## WRITTEN INSTRUCTION
Using the data below, gather each line that includes the word "folder".

## INPUT
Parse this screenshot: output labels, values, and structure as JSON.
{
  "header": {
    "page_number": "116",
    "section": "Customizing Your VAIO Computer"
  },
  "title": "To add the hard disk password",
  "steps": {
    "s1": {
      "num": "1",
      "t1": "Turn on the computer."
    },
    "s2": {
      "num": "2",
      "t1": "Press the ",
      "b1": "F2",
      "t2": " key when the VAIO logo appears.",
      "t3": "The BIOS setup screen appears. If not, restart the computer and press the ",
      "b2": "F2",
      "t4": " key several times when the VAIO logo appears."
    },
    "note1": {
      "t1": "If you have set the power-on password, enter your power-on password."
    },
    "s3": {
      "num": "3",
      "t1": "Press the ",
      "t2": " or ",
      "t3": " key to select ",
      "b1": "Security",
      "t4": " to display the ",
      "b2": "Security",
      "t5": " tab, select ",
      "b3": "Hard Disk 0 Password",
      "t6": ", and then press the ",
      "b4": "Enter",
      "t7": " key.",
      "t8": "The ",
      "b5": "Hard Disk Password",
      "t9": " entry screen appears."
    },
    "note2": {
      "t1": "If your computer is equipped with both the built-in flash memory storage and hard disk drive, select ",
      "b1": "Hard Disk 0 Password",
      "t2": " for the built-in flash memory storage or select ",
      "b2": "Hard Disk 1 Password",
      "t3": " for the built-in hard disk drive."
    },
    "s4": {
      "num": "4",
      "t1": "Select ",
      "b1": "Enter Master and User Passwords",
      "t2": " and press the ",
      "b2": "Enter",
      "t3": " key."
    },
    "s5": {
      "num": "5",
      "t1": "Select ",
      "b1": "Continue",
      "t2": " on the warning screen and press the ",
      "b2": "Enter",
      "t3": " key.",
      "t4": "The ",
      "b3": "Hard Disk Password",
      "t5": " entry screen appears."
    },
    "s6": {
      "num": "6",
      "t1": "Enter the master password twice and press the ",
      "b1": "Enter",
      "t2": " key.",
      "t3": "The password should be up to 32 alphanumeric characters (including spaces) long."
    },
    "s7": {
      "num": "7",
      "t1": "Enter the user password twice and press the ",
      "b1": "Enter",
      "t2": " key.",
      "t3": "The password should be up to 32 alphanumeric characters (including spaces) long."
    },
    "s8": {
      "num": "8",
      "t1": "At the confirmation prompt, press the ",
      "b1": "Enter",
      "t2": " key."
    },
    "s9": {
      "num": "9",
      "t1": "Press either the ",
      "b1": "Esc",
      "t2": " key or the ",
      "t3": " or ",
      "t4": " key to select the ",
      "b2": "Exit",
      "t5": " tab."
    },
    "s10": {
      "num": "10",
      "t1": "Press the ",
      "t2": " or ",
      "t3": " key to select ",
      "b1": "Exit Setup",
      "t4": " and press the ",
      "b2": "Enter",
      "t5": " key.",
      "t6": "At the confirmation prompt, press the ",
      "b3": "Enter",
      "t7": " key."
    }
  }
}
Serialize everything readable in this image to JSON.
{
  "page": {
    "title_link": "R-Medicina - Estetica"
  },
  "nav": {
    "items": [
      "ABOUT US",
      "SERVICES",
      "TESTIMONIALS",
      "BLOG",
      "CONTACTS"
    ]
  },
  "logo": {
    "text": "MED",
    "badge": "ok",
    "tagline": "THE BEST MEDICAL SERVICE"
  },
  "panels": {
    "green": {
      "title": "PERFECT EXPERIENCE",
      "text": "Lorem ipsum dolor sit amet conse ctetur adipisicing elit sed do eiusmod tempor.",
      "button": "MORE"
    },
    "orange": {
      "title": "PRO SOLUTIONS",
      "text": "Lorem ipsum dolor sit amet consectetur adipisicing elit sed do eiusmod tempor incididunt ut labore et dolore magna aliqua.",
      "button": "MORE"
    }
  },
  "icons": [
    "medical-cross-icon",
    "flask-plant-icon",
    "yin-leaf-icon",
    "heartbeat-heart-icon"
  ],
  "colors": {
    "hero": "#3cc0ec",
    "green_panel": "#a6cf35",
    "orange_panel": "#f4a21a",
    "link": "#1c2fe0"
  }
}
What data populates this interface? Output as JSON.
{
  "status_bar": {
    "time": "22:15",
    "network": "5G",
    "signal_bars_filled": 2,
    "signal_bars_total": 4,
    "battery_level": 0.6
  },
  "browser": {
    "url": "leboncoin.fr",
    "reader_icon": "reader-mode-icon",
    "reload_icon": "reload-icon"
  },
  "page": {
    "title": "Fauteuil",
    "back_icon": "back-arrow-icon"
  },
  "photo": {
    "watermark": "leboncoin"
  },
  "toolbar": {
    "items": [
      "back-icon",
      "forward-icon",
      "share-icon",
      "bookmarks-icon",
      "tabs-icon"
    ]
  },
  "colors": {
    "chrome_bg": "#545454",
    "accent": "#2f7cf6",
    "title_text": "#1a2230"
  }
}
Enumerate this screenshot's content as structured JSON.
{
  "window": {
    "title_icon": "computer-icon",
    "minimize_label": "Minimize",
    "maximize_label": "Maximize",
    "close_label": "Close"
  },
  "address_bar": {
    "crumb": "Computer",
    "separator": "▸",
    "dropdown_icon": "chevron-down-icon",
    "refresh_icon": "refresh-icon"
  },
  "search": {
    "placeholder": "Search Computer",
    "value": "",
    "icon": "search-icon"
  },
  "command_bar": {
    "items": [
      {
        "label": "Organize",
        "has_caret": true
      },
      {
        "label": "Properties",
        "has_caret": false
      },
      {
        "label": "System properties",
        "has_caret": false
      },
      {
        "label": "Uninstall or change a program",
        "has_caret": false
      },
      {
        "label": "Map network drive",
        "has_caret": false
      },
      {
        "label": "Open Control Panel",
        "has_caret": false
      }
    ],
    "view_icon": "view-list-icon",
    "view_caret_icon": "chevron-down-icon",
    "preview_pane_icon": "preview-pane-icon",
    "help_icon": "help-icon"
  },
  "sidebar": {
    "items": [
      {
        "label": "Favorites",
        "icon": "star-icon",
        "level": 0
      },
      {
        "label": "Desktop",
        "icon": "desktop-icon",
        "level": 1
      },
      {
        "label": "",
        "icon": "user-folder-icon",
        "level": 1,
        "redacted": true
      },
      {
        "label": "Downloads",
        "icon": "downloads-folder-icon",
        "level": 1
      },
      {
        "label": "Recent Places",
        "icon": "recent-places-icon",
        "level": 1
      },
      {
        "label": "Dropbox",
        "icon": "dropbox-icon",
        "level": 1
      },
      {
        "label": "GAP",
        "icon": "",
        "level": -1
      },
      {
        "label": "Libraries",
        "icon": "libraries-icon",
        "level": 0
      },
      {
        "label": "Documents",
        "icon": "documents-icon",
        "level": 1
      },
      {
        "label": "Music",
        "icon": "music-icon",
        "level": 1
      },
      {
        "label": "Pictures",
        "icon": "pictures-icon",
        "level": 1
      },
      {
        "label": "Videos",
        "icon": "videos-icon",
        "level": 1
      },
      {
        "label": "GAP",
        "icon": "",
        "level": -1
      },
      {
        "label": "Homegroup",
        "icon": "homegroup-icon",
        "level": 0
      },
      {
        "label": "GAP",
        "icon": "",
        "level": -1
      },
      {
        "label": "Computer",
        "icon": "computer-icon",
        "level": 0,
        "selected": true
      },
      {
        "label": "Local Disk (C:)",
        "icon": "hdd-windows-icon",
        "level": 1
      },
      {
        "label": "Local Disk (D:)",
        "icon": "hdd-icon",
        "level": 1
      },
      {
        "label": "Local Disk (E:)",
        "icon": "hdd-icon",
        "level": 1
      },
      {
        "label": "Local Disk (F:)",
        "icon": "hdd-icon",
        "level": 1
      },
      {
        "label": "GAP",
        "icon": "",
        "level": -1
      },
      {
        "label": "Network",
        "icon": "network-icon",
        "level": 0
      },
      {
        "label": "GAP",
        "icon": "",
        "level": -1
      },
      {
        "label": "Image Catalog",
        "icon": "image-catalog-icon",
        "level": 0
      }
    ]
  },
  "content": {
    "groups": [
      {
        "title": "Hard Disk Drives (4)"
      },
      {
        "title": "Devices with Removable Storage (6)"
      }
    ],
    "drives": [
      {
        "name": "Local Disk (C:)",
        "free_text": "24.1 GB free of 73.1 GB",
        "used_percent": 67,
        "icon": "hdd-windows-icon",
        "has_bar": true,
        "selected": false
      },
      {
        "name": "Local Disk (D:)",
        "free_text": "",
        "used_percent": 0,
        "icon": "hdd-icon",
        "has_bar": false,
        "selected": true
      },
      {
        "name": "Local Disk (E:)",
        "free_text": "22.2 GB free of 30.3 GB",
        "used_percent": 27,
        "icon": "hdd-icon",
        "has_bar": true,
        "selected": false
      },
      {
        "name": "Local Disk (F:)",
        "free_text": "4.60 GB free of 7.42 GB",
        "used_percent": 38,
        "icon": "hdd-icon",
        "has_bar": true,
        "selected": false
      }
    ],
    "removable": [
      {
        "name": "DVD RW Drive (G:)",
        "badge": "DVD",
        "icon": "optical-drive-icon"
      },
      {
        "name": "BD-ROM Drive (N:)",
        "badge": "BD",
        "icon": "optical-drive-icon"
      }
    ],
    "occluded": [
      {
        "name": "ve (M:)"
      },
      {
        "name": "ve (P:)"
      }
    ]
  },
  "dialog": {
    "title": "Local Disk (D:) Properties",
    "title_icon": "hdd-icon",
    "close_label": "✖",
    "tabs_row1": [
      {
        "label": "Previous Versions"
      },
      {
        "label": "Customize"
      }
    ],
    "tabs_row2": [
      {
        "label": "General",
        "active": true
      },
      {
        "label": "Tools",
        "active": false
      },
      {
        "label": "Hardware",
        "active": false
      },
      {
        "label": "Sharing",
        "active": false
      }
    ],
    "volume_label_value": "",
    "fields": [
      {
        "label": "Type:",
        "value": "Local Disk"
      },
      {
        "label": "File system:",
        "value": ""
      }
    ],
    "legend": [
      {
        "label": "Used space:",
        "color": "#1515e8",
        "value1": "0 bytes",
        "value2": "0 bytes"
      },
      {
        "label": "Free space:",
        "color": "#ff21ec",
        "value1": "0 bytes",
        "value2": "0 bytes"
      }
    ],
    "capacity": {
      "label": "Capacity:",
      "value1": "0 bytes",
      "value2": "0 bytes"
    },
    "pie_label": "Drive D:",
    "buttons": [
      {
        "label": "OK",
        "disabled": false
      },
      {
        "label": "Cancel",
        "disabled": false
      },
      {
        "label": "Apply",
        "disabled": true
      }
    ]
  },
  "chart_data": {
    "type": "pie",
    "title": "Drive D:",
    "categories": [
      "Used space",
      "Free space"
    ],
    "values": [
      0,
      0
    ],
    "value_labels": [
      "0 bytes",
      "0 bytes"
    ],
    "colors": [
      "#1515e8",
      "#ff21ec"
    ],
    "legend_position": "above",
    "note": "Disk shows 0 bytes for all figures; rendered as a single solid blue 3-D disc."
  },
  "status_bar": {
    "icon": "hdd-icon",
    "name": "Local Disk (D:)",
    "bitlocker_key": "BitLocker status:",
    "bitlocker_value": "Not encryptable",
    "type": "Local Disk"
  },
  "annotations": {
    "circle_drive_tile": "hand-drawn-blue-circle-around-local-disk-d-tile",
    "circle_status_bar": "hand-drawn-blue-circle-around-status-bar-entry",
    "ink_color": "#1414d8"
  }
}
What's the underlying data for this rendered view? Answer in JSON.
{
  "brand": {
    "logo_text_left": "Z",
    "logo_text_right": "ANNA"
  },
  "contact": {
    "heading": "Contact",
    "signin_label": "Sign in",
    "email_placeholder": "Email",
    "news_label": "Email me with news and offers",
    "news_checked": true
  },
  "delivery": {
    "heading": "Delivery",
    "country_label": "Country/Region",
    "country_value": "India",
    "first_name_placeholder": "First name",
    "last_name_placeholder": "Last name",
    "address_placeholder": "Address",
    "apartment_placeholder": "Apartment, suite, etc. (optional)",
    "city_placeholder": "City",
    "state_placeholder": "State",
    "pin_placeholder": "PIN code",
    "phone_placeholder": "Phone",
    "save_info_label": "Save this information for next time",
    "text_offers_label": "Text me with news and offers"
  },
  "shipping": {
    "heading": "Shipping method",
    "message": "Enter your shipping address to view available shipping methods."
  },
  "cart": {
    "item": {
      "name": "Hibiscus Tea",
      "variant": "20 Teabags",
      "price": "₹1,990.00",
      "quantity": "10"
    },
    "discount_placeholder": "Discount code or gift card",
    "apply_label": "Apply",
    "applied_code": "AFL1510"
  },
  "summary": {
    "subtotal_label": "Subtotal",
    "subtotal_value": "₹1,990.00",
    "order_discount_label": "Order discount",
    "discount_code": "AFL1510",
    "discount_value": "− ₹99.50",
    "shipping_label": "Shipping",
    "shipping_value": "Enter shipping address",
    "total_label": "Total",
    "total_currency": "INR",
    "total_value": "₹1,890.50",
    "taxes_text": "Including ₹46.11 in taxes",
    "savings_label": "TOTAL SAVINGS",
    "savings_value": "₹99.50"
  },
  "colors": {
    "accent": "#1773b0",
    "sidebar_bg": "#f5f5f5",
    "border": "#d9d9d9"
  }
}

## FULL ANSWER
        "icon": "user-folder-icon",
        "icon": "downloads-folder-icon",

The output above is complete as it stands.